Records contained in a dataset
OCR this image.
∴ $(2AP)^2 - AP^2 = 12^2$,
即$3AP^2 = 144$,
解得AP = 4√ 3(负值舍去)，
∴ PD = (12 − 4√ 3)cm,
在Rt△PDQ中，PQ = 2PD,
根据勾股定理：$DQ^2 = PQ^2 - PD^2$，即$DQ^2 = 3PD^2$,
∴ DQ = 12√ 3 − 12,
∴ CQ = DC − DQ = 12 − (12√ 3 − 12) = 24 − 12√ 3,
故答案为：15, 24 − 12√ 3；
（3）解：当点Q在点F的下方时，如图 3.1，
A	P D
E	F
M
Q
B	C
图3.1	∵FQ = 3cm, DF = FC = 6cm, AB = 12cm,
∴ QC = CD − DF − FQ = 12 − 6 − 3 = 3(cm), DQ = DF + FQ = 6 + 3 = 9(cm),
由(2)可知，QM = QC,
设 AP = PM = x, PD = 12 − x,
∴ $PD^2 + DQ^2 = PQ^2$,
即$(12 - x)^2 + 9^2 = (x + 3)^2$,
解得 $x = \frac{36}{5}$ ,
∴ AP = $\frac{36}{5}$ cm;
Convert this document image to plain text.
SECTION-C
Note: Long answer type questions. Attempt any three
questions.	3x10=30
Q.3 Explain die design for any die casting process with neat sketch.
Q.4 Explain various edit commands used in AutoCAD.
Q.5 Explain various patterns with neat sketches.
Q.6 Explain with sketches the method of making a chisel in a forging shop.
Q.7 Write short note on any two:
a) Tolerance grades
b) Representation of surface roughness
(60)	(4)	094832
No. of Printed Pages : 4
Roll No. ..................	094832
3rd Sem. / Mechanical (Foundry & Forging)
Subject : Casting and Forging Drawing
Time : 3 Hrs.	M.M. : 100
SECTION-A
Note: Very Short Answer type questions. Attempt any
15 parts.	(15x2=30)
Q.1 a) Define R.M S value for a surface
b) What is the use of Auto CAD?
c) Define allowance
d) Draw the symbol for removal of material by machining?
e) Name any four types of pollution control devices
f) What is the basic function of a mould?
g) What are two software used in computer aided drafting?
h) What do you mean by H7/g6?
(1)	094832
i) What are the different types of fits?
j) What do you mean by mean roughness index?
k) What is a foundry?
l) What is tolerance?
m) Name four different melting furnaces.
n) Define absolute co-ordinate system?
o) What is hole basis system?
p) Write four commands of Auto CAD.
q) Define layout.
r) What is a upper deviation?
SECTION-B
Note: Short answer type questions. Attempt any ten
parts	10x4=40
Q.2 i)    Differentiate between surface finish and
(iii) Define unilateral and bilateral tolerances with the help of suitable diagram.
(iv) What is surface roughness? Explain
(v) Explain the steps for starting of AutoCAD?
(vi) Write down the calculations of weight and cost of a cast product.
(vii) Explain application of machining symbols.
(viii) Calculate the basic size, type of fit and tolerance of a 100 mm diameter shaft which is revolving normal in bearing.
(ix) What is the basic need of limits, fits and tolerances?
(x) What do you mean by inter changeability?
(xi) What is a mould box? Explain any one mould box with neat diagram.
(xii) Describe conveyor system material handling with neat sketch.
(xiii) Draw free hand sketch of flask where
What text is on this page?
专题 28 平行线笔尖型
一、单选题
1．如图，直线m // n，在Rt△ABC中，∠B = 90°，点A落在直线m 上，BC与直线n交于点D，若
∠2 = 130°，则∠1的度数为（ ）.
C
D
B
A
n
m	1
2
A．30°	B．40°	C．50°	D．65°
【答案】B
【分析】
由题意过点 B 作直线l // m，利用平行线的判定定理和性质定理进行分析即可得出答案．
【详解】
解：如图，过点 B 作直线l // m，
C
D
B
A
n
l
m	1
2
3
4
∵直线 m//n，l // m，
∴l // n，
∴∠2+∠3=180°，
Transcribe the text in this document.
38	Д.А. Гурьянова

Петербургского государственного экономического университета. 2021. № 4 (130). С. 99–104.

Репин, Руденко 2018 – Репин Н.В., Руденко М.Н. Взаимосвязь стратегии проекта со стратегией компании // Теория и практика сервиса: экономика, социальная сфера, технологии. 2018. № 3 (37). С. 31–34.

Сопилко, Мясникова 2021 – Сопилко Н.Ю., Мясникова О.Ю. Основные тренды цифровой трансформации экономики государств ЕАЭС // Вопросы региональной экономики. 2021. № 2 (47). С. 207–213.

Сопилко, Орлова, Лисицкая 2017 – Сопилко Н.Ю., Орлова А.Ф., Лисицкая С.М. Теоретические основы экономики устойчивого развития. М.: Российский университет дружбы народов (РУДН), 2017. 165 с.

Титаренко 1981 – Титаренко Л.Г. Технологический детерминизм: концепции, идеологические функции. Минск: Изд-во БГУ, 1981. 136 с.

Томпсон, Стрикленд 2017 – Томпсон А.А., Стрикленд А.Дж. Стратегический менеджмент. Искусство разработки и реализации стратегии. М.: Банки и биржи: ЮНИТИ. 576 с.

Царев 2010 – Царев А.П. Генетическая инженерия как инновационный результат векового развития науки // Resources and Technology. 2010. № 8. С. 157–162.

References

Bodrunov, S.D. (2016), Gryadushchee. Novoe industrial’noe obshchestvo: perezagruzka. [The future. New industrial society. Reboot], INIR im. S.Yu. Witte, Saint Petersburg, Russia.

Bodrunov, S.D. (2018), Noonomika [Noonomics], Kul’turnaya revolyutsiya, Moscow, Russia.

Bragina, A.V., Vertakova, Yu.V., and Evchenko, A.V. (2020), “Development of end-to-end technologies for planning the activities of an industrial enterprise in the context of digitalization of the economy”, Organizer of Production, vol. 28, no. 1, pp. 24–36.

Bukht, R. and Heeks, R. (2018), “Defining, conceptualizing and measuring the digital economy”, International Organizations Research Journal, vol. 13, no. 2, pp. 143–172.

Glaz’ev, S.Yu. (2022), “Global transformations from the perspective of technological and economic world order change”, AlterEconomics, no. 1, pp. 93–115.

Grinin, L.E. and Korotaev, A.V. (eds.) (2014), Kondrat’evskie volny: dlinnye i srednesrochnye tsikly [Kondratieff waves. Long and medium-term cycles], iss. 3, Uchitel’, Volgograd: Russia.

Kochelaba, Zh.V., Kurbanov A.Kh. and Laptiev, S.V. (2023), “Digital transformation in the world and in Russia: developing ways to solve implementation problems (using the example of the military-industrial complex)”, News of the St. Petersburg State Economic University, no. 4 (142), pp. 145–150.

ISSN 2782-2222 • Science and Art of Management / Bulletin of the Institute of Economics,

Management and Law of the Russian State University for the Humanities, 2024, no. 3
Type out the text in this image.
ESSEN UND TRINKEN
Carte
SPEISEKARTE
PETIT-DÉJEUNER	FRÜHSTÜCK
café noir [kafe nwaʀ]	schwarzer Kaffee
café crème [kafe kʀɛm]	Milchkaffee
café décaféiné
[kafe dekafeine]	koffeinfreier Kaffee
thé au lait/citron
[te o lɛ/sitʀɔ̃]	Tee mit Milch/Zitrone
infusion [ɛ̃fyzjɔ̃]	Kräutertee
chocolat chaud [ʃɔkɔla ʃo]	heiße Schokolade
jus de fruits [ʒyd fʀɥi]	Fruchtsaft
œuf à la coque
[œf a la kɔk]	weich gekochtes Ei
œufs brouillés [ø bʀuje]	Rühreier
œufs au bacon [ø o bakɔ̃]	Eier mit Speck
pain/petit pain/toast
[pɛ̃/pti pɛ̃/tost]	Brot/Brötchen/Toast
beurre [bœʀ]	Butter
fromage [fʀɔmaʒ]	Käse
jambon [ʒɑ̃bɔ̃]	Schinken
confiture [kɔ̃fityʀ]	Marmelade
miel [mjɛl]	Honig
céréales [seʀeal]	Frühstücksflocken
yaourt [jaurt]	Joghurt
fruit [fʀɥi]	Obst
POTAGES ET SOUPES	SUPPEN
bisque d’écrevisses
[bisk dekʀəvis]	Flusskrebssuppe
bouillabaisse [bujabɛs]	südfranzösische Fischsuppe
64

**GIVEN PROBLEM**
Count every line above that holds the string "Long" and give the total, nothing more.

**RESULT OF THE TASK**
2